(EXERCISE): Set down the material below word for word, excluding the pictures.

——————————

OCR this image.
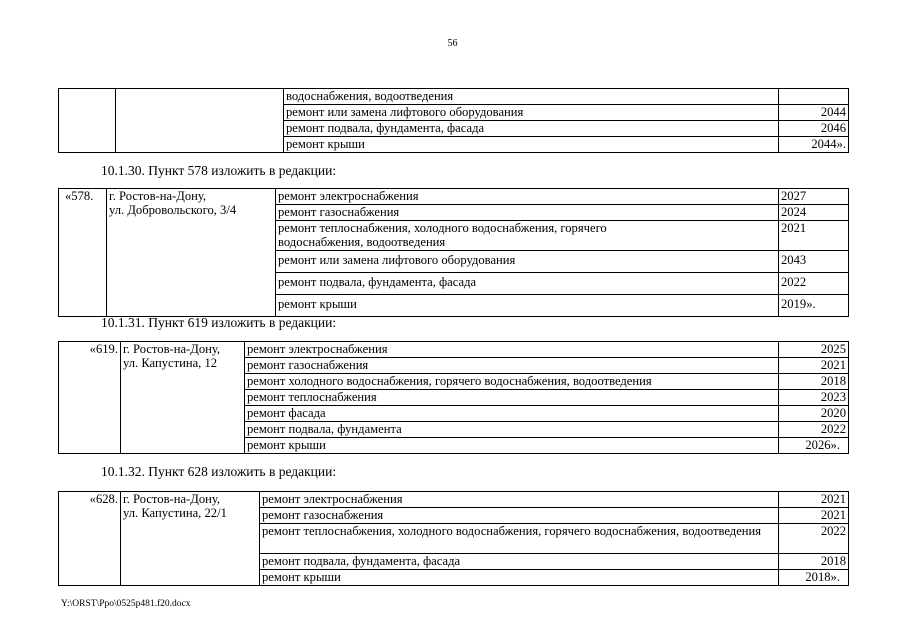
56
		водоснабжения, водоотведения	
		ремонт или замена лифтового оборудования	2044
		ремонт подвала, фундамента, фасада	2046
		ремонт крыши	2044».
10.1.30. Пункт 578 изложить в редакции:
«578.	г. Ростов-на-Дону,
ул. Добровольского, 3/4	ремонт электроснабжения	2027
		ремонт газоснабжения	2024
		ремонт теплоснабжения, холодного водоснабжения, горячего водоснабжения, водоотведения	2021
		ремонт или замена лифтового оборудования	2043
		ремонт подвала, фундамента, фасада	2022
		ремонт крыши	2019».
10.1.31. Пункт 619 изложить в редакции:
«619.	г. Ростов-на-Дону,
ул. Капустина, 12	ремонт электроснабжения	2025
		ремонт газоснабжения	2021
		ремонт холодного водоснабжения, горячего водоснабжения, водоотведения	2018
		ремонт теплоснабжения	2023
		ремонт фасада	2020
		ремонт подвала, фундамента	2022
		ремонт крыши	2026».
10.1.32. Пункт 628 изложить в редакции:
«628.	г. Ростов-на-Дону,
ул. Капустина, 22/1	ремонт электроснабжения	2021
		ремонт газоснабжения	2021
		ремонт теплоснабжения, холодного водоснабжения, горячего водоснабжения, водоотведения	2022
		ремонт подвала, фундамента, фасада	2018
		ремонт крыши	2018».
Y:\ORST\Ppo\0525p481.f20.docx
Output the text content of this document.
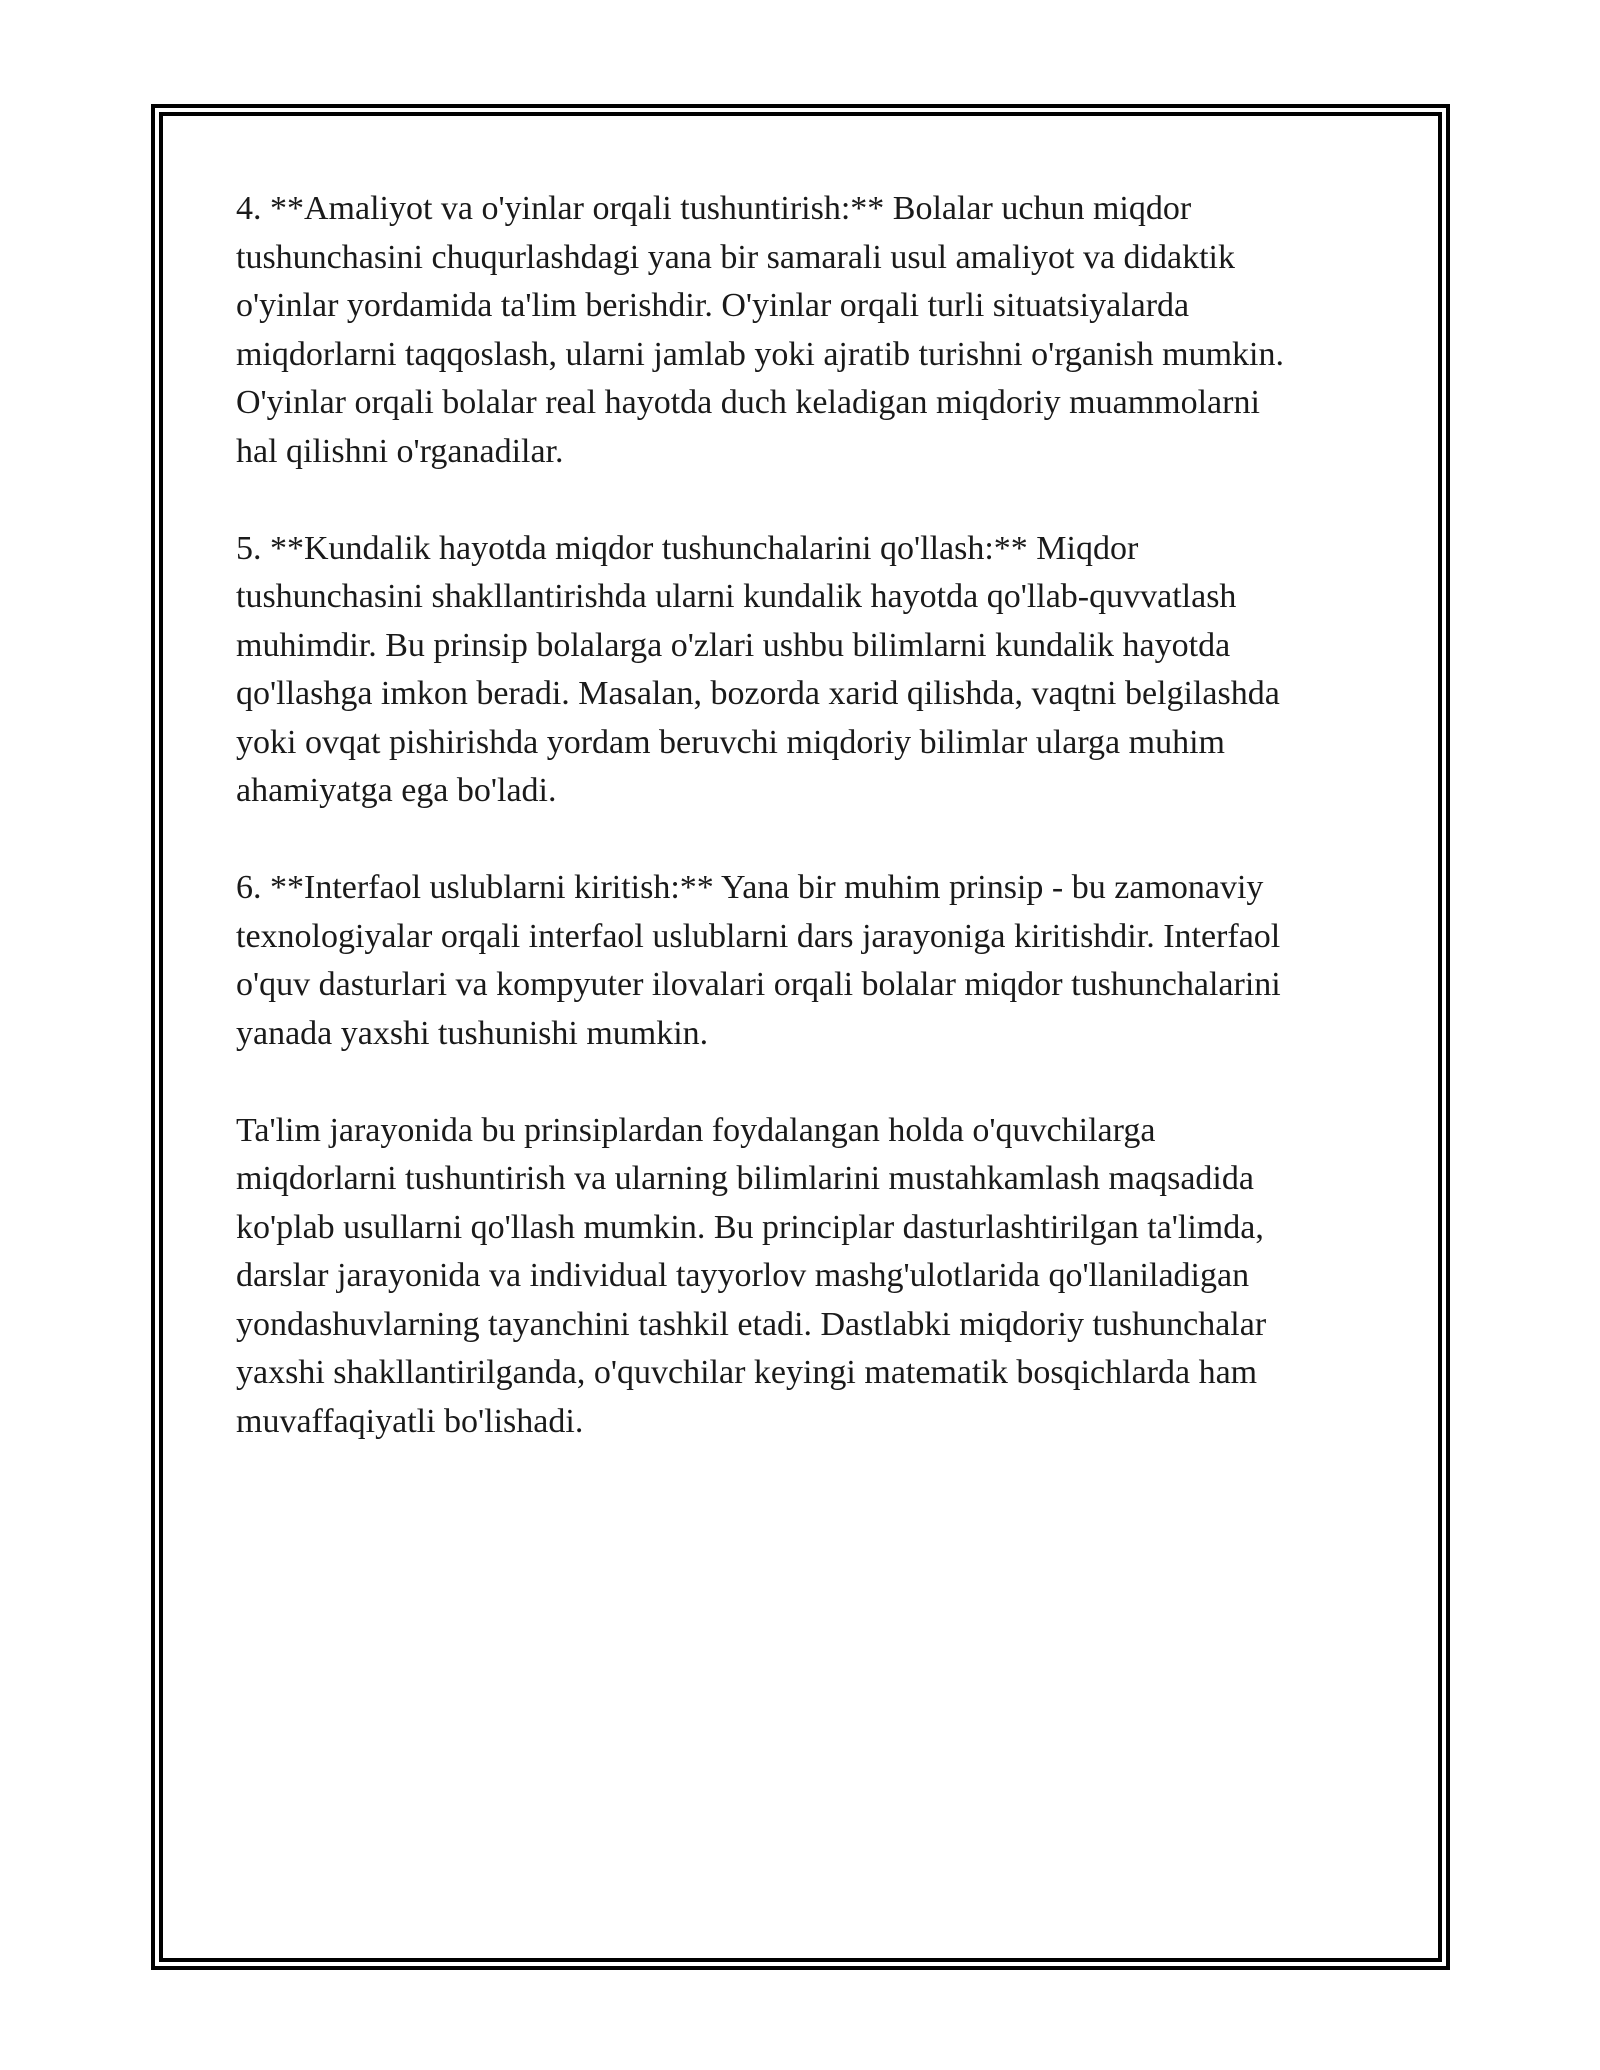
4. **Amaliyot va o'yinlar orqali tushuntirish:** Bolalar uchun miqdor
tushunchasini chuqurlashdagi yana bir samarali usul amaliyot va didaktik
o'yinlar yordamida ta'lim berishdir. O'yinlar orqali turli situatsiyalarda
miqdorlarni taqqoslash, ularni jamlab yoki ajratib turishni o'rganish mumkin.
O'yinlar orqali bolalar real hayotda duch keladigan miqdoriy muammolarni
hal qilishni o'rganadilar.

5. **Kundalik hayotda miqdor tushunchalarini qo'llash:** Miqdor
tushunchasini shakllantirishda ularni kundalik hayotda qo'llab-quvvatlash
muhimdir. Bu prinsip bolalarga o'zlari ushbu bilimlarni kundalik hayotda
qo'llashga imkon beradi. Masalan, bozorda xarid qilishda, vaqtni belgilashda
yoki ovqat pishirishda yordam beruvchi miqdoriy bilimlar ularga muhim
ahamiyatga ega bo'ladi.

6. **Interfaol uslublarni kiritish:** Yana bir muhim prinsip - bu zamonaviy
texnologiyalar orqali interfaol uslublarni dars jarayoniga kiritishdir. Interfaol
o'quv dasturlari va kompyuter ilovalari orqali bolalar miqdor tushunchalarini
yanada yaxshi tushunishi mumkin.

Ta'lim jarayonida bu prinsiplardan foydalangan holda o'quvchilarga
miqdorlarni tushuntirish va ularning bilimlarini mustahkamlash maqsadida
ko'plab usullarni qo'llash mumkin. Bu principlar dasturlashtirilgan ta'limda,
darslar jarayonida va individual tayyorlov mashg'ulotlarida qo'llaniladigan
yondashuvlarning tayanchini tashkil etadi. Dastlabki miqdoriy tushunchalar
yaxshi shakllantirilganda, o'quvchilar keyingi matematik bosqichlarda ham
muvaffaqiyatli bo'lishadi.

——————————

(RESPONSE TO THE EXERCISE):
OCR this image.
56
		водоснабжения, водоотведения	
		ремонт или замена лифтового оборудования	2044
		ремонт подвала, фундамента, фасада	2046
		ремонт крыши	2044».
10.1.30. Пункт 578 изложить в редакции:
«578.	г. Ростов-на-Дону,
ул. Добровольского, 3/4	ремонт электроснабжения	2027
		ремонт газоснабжения	2024
		ремонт теплоснабжения, холодного водоснабжения, горячего водоснабжения, водоотведения	2021
		ремонт или замена лифтового оборудования	2043
		ремонт подвала, фундамента, фасада	2022
		ремонт крыши	2019».
10.1.31. Пункт 619 изложить в редакции:
«619.	г. Ростов-на-Дону,
ул. Капустина, 12	ремонт электроснабжения	2025
		ремонт газоснабжения	2021
		ремонт холодного водоснабжения, горячего водоснабжения, водоотведения	2018
		ремонт теплоснабжения	2023
		ремонт фасада	2020
		ремонт подвала, фундамента	2022
		ремонт крыши	2026».
10.1.32. Пункт 628 изложить в редакции:
«628.	г. Ростов-на-Дону,
ул. Капустина, 22/1	ремонт электроснабжения	2021
		ремонт газоснабжения	2021
		ремонт теплоснабжения, холодного водоснабжения, горячего водоснабжения, водоотведения	2022
		ремонт подвала, фундамента, фасада	2018
		ремонт крыши	2018».
Y:\ORST\Ppo\0525p481.f20.docx
Output the text content of this document.
4. **Amaliyot va o'yinlar orqali tushuntirish:** Bolalar uchun miqdor
tushunchasini chuqurlashdagi yana bir samarali usul amaliyot va didaktik
o'yinlar yordamida ta'lim berishdir. O'yinlar orqali turli situatsiyalarda
miqdorlarni taqqoslash, ularni jamlab yoki ajratib turishni o'rganish mumkin.
O'yinlar orqali bolalar real hayotda duch keladigan miqdoriy muammolarni
hal qilishni o'rganadilar.

5. **Kundalik hayotda miqdor tushunchalarini qo'llash:** Miqdor
tushunchasini shakllantirishda ularni kundalik hayotda qo'llab-quvvatlash
muhimdir. Bu prinsip bolalarga o'zlari ushbu bilimlarni kundalik hayotda
qo'llashga imkon beradi. Masalan, bozorda xarid qilishda, vaqtni belgilashda
yoki ovqat pishirishda yordam beruvchi miqdoriy bilimlar ularga muhim
ahamiyatga ega bo'ladi.

6. **Interfaol uslublarni kiritish:** Yana bir muhim prinsip - bu zamonaviy
texnologiyalar orqali interfaol uslublarni dars jarayoniga kiritishdir. Interfaol
o'quv dasturlari va kompyuter ilovalari orqali bolalar miqdor tushunchalarini
yanada yaxshi tushunishi mumkin.

Ta'lim jarayonida bu prinsiplardan foydalangan holda o'quvchilarga
miqdorlarni tushuntirish va ularning bilimlarini mustahkamlash maqsadida
ko'plab usullarni qo'llash mumkin. Bu principlar dasturlashtirilgan ta'limda,
darslar jarayonida va individual tayyorlov mashg'ulotlarida qo'llaniladigan
yondashuvlarning tayanchini tashkil etadi. Dastlabki miqdoriy tushunchalar
yaxshi shakllantirilganda, o'quvchilar keyingi matematik bosqichlarda ham
muvaffaqiyatli bo'lishadi.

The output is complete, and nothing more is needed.